• Aim of the exercise:
The records below must be output exactly, without pictures.

• Records:
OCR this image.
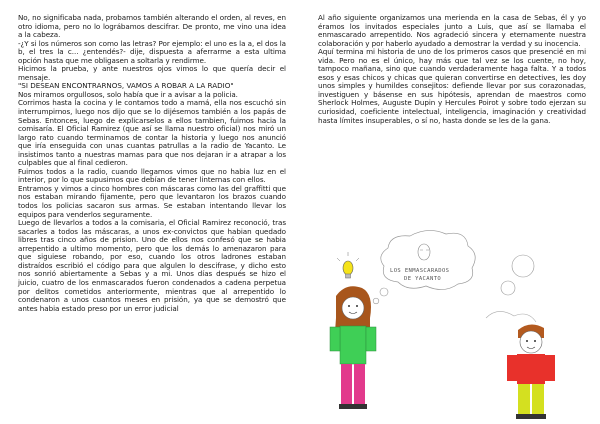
No, no significaba nada, probamos también alterando el orden, al reves, en otro idioma, pero no lo lográbamos descifrar. De pronto, me vino una idea a la cabeza.

-¿Y si los números son como las letras? Por ejemplo: el uno es la a, el dos la b, el tres la c... ¿entendés?- dije, dispuesta a aferrarme a esta ultima opción hasta que me obligasen a soltarla y rendirme.

Hicimos la prueba, y ante nuestros ojos vimos lo que quería decir el mensaje.

"SI DESEAN ENCONTRARNOS, VAMOS A ROBAR A LA RADIO"

Nos miramos orgullosos, solo había que ir a avisar a la policia.

Corrimos hasta la cocina y le contamos todo a mamá, ella nos escuchó sin interrumpirnos, luego nos dijo que se lo dijésemos también a los papás de Sebas. Entonces, luego de explicarselos a ellos tambien, fuimos hacia la comisaría. El Oficial Ramirez (que así se llama nuestro oficial) nos miró un largo rato cuando terminamos de contar la historia y luego nos anunció que iría enseguida con unas cuantas patrullas a la radio de Yacanto. Le insistimos tanto a nuestras mamas para que nos dejaran ir a atrapar a los culpables que al final cedieron.

Fuimos todos a la radio, cuando llegamos vimos que no habia luz en el interior, por lo que supusimos que debían de tener linternas con ellos.

Entramos y vimos a cinco hombres con máscaras como las del graffitti que nos estaban mirando fijamente, pero que levantaron los brazos cuando todos los policias sacaron sus armas. Se estaban intentando llevar los equipos para venderlos seguramente.

Luego de llevarlos a todos a la comisaria, el Oficial Ramirez reconoció, tras sacarles a todos las máscaras, a unos ex-convictos que habian quedado libres tras cinco años de prision. Uno de ellos nos confesó que se habia arrepentido a ultimo momento, pero que los demás lo amenazaron para que siguiese robando, por eso, cuando los otros ladrones estaban distraídos escribió el código para que algulen lo descifrase, y dicho esto nos sonrió abiertamente a Sebas y a mi. Unos días después se hizo el juicio, cuatro de los enmascarados fueron condenados a cadena perpetua por delitos cometidos anteriormente, mientras que al arrepentido lo condenaron a unos cuantos meses en prisión, ya que se demostró que antes habia estado preso por un error judicial

Al año siguiente organizamos una merienda en la casa de Sebas, él y yo éramos los invitados especiales junto a Luis, que así se llamaba el enmascarado arrepentido. Nos agradeció sincera y eternamente nuestra colaboración y por haberlo ayudado a demostrar la verdad y su inocencia.

Aquí termina mi historia de uno de los primeros casos que presencié en mi vida. Pero no es el único, hay más que tal vez se los cuente, no hoy, tampoco mañana, sino que cuando verdaderamente haga falta. Y a todos esos y esas chicos y chicas que quieran convertirse en detectives, les doy unos simples y humildes consejitos: defiende llevar por sus corazonadas, investiguen y básense en sus hipótesis, aprendan de maestros como Sherlock Holmes, Auguste Dupin y Hercules Poirot y sobre todo ejerzan su curiosidad, coeficiente intelectual, inteligencia, imaginación y creatividad hasta límites insuperables, o sí no, hasta donde se les de la gana.

LOS ENMASCARADOS
DE YACANTO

• Correct answer:
OCR this image.
No, no significaba nada, probamos también alterando el orden, al reves, en otro idioma, pero no lo lográbamos descifrar. De pronto, me vino una idea a la cabeza.

-¿Y si los números son como las letras? Por ejemplo: el uno es la a, el dos la b, el tres la c... ¿entendés?- dije, dispuesta a aferrarme a esta ultima opción hasta que me obligasen a soltarla y rendirme.

Hicimos la prueba, y ante nuestros ojos vimos lo que quería decir el mensaje.

"SI DESEAN ENCONTRARNOS, VAMOS A ROBAR A LA RADIO"

Nos miramos orgullosos, solo había que ir a avisar a la policia.

Corrimos hasta la cocina y le contamos todo a mamá, ella nos escuchó sin interrumpirnos, luego nos dijo que se lo dijésemos también a los papás de Sebas. Entonces, luego de explicarselos a ellos tambien, fuimos hacia la comisaría. El Oficial Ramirez (que así se llama nuestro oficial) nos miró un largo rato cuando terminamos de contar la historia y luego nos anunció que iría enseguida con unas cuantas patrullas a la radio de Yacanto. Le insistimos tanto a nuestras mamas para que nos dejaran ir a atrapar a los culpables que al final cedieron.

Fuimos todos a la radio, cuando llegamos vimos que no habia luz en el interior, por lo que supusimos que debían de tener linternas con ellos.

Entramos y vimos a cinco hombres con máscaras como las del graffitti que nos estaban mirando fijamente, pero que levantaron los brazos cuando todos los policias sacaron sus armas. Se estaban intentando llevar los equipos para venderlos seguramente.

Luego de llevarlos a todos a la comisaria, el Oficial Ramirez reconoció, tras sacarles a todos las máscaras, a unos ex-convictos que habian quedado libres tras cinco años de prision. Uno de ellos nos confesó que se habia arrepentido a ultimo momento, pero que los demás lo amenazaron para que siguiese robando, por eso, cuando los otros ladrones estaban distraídos escribió el código para que algulen lo descifrase, y dicho esto nos sonrió abiertamente a Sebas y a mi. Unos días después se hizo el juicio, cuatro de los enmascarados fueron condenados a cadena perpetua por delitos cometidos anteriormente, mientras que al arrepentido lo condenaron a unos cuantos meses en prisión, ya que se demostró que antes habia estado preso por un error judicial

Al año siguiente organizamos una merienda en la casa de Sebas, él y yo éramos los invitados especiales junto a Luis, que así se llamaba el enmascarado arrepentido. Nos agradeció sincera y eternamente nuestra colaboración y por haberlo ayudado a demostrar la verdad y su inocencia.

Aquí termina mi historia de uno de los primeros casos que presencié en mi vida. Pero no es el único, hay más que tal vez se los cuente, no hoy, tampoco mañana, sino que cuando verdaderamente haga falta. Y a todos esos y esas chicos y chicas que quieran convertirse en detectives, les doy unos simples y humildes consejitos: defiende llevar por sus corazonadas, investiguen y básense en sus hipótesis, aprendan de maestros como Sherlock Holmes, Auguste Dupin y Hercules Poirot y sobre todo ejerzan su curiosidad, coeficiente intelectual, inteligencia, imaginación y creatividad hasta límites insuperables, o sí no, hasta donde se les de la gana.

LOS ENMASCARADOS
DE YACANTO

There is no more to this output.